» EXERCISE: Reproduce only this part of the listing: the line with "What's the underlying", plus every line after it through the last.

» Lines of data:
****************

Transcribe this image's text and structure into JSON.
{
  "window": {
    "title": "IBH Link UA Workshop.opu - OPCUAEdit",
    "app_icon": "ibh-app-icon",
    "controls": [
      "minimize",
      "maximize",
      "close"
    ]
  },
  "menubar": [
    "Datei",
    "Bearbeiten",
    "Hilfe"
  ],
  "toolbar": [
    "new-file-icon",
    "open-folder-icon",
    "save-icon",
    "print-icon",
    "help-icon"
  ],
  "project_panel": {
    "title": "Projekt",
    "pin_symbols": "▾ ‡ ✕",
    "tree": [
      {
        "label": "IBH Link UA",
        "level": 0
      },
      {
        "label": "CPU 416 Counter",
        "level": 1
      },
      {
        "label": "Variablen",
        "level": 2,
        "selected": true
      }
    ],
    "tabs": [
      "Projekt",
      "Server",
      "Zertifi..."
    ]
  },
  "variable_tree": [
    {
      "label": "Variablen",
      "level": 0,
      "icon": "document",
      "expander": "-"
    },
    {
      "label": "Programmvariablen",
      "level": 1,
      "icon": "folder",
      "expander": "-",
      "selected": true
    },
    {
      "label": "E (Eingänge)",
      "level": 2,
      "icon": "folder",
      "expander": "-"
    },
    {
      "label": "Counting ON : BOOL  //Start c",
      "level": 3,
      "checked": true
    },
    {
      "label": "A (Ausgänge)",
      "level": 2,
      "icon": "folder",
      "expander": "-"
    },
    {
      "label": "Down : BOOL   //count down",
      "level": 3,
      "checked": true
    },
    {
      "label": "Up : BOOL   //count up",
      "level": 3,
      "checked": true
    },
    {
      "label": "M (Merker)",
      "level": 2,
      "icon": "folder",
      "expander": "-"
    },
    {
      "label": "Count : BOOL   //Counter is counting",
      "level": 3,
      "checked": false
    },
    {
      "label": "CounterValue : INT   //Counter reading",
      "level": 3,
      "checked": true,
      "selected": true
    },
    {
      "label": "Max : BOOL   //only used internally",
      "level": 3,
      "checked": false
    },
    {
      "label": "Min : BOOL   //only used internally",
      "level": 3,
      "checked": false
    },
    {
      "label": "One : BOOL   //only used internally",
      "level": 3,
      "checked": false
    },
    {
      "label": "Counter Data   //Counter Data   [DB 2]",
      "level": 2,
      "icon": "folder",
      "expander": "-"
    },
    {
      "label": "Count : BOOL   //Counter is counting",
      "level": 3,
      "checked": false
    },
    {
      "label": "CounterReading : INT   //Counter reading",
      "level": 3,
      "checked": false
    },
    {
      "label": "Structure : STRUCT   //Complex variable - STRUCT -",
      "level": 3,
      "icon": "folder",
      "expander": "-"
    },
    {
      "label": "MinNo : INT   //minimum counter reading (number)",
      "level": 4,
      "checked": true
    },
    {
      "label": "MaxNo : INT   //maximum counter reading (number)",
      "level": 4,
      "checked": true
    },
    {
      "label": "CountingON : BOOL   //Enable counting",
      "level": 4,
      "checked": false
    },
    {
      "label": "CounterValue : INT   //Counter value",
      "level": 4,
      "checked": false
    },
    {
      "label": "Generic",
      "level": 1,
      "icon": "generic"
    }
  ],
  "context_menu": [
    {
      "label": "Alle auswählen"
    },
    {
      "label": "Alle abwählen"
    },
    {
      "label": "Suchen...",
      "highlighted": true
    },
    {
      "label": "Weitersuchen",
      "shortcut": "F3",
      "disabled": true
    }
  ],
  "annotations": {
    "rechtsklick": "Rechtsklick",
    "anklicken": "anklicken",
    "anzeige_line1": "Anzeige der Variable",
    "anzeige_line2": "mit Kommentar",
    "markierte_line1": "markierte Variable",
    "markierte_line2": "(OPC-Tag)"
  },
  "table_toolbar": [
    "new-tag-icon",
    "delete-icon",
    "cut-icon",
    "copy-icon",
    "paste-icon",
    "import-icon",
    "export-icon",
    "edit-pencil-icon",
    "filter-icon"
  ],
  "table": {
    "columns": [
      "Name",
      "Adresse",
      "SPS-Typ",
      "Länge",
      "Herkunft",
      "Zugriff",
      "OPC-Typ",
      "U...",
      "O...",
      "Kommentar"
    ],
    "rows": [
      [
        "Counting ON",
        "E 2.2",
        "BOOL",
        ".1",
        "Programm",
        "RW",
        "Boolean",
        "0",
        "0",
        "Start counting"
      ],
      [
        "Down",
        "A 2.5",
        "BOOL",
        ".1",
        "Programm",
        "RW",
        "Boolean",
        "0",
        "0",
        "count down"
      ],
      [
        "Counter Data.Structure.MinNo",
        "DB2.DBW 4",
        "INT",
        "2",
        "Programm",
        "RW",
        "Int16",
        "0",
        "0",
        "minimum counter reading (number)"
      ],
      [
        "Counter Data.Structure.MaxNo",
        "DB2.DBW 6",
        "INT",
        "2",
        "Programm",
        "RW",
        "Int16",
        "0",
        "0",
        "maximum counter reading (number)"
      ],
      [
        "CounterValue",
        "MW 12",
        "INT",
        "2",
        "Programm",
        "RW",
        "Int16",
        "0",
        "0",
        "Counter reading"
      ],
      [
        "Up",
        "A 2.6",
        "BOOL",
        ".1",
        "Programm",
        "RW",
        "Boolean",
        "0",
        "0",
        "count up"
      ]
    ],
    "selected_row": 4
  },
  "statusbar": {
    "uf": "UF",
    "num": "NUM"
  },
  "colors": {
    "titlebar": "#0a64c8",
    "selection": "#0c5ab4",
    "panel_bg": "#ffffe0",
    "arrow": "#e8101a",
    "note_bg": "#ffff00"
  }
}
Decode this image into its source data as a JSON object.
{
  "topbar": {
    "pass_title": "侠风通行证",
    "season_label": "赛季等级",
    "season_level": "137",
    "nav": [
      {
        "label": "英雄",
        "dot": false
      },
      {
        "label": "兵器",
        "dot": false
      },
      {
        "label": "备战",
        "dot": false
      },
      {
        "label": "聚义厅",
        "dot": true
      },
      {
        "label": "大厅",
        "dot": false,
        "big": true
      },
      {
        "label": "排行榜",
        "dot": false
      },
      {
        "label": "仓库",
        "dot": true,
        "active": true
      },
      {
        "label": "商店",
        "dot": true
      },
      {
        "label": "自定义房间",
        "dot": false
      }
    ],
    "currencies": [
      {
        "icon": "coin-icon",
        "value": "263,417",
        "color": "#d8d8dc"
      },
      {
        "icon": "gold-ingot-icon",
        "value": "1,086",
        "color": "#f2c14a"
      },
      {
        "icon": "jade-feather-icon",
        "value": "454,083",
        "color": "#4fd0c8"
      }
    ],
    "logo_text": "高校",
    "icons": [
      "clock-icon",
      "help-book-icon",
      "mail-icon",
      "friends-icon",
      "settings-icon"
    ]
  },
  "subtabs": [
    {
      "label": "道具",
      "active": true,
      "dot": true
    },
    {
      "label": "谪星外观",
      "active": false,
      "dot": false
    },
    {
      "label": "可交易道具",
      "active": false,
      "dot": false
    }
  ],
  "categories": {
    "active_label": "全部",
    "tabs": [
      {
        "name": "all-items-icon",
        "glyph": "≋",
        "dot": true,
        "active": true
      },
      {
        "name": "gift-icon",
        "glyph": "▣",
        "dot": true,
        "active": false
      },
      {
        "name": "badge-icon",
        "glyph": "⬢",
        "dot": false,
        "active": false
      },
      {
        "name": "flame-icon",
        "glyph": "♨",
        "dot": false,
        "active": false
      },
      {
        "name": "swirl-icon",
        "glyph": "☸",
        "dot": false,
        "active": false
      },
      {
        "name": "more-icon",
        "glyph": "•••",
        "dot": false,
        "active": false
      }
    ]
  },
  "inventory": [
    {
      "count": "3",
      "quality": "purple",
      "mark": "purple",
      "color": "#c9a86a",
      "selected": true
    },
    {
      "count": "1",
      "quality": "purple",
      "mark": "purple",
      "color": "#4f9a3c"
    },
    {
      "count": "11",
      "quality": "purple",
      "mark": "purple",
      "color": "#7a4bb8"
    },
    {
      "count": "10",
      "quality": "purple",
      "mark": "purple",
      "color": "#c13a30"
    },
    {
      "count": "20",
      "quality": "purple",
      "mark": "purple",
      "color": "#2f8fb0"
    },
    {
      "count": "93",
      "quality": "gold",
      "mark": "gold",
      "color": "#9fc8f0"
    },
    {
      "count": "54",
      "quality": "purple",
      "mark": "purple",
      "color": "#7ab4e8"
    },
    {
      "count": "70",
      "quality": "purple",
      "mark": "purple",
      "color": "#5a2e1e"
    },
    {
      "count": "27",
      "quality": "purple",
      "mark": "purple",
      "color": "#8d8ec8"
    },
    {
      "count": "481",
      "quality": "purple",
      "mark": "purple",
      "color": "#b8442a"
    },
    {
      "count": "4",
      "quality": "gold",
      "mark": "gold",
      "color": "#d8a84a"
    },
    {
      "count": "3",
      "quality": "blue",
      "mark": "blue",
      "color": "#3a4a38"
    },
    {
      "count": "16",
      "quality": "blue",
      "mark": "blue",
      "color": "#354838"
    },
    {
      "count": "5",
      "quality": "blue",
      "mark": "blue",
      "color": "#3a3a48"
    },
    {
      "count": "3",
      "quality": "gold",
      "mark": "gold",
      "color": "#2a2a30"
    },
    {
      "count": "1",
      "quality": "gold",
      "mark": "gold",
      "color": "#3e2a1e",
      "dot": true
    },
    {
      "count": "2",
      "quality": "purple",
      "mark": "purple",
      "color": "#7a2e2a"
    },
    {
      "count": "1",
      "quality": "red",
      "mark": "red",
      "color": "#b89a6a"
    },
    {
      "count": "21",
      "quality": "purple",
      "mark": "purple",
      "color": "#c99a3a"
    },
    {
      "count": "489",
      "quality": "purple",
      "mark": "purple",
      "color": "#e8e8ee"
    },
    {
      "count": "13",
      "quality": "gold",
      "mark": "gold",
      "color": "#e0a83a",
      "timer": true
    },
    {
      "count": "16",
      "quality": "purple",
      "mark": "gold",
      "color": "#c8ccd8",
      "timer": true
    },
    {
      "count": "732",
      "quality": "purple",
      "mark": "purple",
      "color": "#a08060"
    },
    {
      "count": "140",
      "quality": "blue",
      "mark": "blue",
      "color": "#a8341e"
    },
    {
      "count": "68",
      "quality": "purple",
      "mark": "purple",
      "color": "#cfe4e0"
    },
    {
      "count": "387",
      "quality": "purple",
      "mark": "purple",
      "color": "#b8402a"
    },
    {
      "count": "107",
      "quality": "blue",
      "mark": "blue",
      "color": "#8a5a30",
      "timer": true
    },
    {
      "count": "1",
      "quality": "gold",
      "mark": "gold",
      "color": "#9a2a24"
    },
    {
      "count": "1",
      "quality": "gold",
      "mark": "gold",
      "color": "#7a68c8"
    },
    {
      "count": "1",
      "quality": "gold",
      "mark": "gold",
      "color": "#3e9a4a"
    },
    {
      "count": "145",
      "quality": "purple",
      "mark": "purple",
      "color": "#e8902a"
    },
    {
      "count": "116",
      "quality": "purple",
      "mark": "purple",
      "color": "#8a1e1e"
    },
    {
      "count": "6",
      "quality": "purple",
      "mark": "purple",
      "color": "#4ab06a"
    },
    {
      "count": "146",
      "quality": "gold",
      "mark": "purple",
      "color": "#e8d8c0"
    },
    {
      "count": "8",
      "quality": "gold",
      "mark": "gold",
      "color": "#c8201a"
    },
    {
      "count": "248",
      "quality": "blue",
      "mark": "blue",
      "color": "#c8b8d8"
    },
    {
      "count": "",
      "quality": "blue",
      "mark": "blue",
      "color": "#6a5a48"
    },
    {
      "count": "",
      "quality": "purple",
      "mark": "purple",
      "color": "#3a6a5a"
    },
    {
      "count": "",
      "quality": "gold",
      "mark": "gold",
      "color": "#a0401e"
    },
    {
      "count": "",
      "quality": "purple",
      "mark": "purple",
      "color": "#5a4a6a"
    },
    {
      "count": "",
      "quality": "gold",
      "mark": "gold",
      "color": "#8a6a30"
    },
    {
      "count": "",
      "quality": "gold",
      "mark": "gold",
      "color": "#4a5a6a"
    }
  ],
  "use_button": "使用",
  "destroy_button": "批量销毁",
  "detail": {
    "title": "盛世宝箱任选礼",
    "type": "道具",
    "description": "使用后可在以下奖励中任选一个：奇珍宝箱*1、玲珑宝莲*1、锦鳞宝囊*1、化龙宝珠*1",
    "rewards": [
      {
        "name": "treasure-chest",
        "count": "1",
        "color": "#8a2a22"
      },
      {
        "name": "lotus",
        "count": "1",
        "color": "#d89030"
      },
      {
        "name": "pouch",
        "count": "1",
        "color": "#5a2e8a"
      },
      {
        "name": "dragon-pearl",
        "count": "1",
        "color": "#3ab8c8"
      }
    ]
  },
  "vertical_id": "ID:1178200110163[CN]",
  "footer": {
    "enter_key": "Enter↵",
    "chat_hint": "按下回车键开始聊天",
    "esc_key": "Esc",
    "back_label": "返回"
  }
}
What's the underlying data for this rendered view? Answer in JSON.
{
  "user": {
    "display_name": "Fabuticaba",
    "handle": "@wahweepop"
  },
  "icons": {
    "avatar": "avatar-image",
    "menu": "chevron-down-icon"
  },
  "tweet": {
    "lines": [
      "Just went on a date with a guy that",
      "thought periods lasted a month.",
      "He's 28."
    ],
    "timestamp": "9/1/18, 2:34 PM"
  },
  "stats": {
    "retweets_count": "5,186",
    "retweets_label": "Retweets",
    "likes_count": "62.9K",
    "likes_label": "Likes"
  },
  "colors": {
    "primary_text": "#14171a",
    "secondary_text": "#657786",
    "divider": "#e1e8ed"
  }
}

****************

» THE SOLUTION:
What's the underlying data for this rendered view? Answer in JSON.
{
  "user": {
    "display_name": "Fabuticaba",
    "handle": "@wahweepop"
  },
  "icons": {
    "avatar": "avatar-image",
    "menu": "chevron-down-icon"
  },
  "tweet": {
    "lines": [
      "Just went on a date with a guy that",
      "thought periods lasted a month.",
      "He's 28."
    ],
    "timestamp": "9/1/18, 2:34 PM"
  },
  "stats": {
    "retweets_count": "5,186",
    "retweets_label": "Retweets",
    "likes_count": "62.9K",
    "likes_label": "Likes"
  },
  "colors": {
    "primary_text": "#14171a",
    "secondary_text": "#657786",
    "divider": "#e1e8ed"
  }
}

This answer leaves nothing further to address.